Venezuelan baseball player (born 1997)

Ricardo José Sánchez Lugo (born April 11, 1997) is a Venezuelan professional baseball pitcher for the Algodoneros de Unión Laguna of the Mexican League. He has previously played in Major League Baseball (MLB) for the St. Louis Cardinals and in the KBO League for the Hanwha Eagles.

==Career==
===Amateur career===
Sánchez was named the most valuable player of the 2012 15U Baseball World Championship in Mexico. He pitched six innings in the championship game against a Cuban team led by Yordan Alvarez to earn the win over opposing starting pitcher Johan Oviedo.

===Los Angeles Angels===
Sánchez signed with the Los Angeles Angels as an international free agent on July 2, 2013. He made his professional debut in 2014 with the rookie-level Arizona League Angels and spent the whole season there, going 2–2 with a 3.49 ERA and 43 strikeouts in 12 games (nine starts).

Work instruction 1 »
Based on the baseball biography, answer yes or no for each statement, and quote the words of the text that decide it: (a) Sánchez signed with the Los Angeles Angels as an international free agent in 2013. (b) Sánchez pitched for the Cuban team in the 2012 15U Baseball World Championship final. (c) In his first professional season, Sánchez started every game he appeared in.
Work instruction 2 »
According to the baseball biography, which KBO League team has Sánchez played for?
The material that comes next is separate from the baseball biography.

Given data »
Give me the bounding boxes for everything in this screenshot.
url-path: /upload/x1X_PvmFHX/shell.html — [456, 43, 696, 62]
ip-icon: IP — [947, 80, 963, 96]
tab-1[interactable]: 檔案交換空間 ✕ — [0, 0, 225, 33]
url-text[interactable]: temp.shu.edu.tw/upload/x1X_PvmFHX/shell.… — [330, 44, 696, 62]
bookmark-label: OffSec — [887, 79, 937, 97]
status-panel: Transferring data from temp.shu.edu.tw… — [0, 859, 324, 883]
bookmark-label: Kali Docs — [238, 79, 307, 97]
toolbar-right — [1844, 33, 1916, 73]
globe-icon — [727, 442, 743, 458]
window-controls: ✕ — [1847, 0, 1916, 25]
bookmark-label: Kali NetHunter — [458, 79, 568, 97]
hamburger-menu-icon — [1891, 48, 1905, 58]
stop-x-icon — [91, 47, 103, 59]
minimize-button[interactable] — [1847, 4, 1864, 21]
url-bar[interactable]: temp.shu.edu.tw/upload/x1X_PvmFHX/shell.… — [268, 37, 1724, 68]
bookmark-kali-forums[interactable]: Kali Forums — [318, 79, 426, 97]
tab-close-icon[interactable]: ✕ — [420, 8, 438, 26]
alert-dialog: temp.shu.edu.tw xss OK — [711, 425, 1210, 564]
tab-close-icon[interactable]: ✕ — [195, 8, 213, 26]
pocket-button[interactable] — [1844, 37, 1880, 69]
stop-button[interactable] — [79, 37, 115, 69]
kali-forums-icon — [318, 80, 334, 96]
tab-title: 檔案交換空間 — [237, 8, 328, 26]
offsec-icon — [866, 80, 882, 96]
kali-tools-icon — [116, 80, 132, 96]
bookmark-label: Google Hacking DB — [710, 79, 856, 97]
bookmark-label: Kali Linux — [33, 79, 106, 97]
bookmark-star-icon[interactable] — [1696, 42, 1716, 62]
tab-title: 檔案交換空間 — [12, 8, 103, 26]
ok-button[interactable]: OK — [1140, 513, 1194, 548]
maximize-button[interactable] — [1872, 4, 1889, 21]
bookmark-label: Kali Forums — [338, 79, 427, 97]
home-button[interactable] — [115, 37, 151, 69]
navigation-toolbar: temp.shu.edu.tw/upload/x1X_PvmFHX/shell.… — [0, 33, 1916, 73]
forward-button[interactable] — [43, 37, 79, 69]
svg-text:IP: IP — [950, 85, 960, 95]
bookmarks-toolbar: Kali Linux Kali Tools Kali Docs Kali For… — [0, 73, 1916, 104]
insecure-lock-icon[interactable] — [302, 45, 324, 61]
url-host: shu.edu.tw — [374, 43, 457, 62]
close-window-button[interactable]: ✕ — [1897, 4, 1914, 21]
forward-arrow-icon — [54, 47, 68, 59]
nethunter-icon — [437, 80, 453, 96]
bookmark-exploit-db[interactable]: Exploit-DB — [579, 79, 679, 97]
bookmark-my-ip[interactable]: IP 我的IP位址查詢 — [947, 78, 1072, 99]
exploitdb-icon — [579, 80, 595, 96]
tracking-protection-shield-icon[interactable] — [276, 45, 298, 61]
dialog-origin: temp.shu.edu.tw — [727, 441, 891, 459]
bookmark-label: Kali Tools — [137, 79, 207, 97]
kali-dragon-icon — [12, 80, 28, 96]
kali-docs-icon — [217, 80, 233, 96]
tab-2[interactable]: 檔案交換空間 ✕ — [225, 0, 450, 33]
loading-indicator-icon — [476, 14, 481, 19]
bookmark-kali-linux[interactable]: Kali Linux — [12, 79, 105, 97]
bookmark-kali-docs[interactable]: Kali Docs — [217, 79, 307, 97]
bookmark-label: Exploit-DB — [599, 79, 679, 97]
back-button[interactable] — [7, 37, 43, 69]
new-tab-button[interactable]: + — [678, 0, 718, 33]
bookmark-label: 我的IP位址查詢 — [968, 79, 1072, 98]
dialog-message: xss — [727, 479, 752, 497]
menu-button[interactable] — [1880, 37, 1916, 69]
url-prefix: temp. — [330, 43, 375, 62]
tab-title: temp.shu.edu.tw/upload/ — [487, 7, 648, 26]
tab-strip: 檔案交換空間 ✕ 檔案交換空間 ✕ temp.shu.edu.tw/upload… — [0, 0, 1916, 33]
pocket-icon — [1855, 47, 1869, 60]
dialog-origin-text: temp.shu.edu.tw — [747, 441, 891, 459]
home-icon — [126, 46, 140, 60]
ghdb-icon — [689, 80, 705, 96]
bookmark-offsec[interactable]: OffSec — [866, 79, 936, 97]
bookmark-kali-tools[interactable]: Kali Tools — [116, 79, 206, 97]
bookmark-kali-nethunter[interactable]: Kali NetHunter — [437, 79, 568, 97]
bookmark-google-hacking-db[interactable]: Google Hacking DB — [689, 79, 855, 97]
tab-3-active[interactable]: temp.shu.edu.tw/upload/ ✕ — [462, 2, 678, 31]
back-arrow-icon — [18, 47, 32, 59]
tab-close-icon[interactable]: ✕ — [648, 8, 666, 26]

Task answer 1 »
(a) Yes: "Sánchez signed with the Los Angeles Angels as an international free agent on July 2, 2013."
(b) No: "He pitched six innings in the championship game against a Cuban team led by Yordan Alvarez"
(c) No: "43 strikeouts in 12 games (nine starts)"

Task answer 2 »
The Hanwha Eagles.